* [작성 과제]:
**A)** 다음 진술들은 AI RAPSTAR 소개글과 일치합니까? (i) 이 프로그램은 영어 가사를 기반으로 한다. (ii) 기존 가사에 있는 단어들의 자모음을 분리해 DB를 만든다. (iii) 설치 환경으로 리눅스와 아나콘다를 쓴다. 각각 예 또는 아니요로 답하고 근거가 되는 글의 문구를 그대로 인용하세요.
**B)** AI RAPSTAR 소개글에서 "LSTM과 Markov Chain을 이용한 랩 생성"(으)로 시작해 "라임규칙을 만들어 적용한다."(으)로 끝나는 부분을 한 글자도 바꾸지 말고 반환해 주세요.
**C)** AI RAPSTAR 소개글에서 "기존에 이루어진 다수의"로 시작하는 단락을 주요 사실을 살려 목록으로 다시 써 주세요.

* [제시된 글]:
GitHub - helloMinji/AI-RAPSTAR: (딥컴 :: 2018 졸업프로젝트) LSTM과 Markov Chain을 이용한 랩 가사 제작 프로그램 Production program of rap lyrics using LSTM and Markov Chain

> About "AI RAPSTAR"

LSTM과 Markov Chain을 이용한 랩 생성 프로그램으로,
프로그램에 래퍼의 가사를 이용하여 각 가사의 라임 형태와 전반적인 라임 흐름을 학습시켜
적절한 문맥을 가진 랩을 생성하는 프로그램.

기존에 이루어진 다수의 영어기반 프로젝트들과 달리 한글에 기반한 프로그램.
기존 가사에 있는 단어들의 자모음을 분리하여 DB를 구축하고, 이를 기반으로 새로운 라임규칙을 만들어 적용한다.
기존의 가사를 이용하여 다양한 조합을 통해 창의적인 가사를 생성한다.

> How to Use

Setup

리눅스 환경 + 아나콘다 이용

conda create --name rapping python=2 (가상환경 생성)

* [제공 데이터]:

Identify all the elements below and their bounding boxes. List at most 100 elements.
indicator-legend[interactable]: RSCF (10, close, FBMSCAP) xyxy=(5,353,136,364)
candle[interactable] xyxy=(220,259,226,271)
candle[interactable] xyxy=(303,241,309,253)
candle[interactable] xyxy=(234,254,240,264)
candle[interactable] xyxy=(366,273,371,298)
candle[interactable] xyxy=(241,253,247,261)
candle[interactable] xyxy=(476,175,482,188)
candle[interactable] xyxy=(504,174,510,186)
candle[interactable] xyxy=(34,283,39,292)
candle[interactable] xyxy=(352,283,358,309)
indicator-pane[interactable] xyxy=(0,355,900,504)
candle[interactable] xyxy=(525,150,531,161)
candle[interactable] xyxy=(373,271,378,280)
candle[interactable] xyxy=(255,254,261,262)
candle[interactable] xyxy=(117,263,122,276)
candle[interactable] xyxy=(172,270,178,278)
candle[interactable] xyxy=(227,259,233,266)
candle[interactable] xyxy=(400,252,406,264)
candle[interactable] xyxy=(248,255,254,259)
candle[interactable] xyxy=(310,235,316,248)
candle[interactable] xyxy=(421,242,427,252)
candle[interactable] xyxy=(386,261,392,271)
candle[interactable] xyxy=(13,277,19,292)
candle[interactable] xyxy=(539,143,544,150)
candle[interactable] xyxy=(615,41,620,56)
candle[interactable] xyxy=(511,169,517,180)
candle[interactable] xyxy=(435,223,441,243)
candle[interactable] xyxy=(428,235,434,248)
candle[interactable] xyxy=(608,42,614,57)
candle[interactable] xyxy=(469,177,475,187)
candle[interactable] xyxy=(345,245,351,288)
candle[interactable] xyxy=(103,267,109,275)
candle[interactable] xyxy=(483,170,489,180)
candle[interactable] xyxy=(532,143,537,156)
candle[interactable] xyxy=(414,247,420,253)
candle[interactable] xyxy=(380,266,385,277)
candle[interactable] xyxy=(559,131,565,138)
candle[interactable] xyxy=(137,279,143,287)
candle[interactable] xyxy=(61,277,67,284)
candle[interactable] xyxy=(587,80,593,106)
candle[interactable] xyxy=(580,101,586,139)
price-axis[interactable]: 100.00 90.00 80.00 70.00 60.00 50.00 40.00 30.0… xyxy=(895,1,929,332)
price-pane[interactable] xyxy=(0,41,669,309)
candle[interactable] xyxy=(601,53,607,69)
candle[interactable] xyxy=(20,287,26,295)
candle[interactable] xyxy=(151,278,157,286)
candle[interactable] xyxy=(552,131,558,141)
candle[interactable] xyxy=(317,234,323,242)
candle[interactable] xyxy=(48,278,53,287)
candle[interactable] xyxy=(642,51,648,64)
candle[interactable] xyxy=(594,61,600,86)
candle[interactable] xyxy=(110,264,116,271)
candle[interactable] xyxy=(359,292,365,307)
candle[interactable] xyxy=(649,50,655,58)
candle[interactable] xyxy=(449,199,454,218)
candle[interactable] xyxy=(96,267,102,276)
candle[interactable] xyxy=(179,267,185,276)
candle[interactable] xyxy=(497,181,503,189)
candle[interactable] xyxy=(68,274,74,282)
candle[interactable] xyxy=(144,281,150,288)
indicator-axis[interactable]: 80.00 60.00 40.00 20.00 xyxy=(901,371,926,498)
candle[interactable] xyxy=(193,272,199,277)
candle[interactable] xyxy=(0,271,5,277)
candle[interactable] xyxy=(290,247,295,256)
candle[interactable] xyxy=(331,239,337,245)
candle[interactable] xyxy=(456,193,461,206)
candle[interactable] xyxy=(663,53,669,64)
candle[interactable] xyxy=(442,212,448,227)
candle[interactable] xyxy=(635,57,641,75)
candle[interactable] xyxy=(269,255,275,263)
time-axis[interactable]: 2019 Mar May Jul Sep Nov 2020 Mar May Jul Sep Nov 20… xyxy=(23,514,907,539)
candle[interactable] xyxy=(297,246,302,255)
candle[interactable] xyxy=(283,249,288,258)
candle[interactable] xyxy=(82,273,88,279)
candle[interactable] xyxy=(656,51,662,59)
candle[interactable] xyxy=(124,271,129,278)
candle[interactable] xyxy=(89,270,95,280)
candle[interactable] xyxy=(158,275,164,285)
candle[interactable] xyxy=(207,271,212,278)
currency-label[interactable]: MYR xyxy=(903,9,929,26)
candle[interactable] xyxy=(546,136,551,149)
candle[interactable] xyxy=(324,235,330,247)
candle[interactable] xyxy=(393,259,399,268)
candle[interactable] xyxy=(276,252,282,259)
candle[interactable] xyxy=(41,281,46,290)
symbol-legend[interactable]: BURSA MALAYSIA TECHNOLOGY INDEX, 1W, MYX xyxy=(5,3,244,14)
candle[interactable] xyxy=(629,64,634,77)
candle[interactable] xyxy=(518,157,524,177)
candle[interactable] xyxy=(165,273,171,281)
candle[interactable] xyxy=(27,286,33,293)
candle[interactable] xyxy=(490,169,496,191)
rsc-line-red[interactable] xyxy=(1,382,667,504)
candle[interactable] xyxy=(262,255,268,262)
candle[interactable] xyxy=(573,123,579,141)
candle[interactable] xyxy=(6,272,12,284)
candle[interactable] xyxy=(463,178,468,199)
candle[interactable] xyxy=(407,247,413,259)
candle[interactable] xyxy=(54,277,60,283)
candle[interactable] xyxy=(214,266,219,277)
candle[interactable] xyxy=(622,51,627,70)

* [답안 모음]:
**A)**
(i) 아니요: "기존에 이루어진 다수의 영어기반 프로젝트들과 달리 한글에 기반한 프로그램."
(ii) 예: "기존 가사에 있는 단어들의 자모음을 분리하여 DB를 구축하고"
(iii) 예: "리눅스 환경 + 아나콘다 이용"

**B)**
LSTM과 Markov Chain을 이용한 랩 생성 프로그램으로,
프로그램에 래퍼의 가사를 이용하여 각 가사의 라임 형태와 전반적인 라임 흐름을 학습시켜
적절한 문맥을 가진 랩을 생성하는 프로그램.

기존에 이루어진 다수의 영어기반 프로젝트들과 달리 한글에 기반한 프로그램.
기존 가사에 있는 단어들의 자모음을 분리하여 DB를 구축하고, 이를 기반으로 새로운 라임규칙을 만들어 적용한다.

**C)**
- 다수의 기존 영어 기반 프로젝트와 달리 한글을 기반으로 함
- 기존 가사 속 단어들의 자모음을 분리해 DB를 구축함
- 이 DB를 바탕으로 새로운 라임 규칙을 만들어 적용함
- 기존 가사를 다양하게 조합해 창의적인 가사를 생성함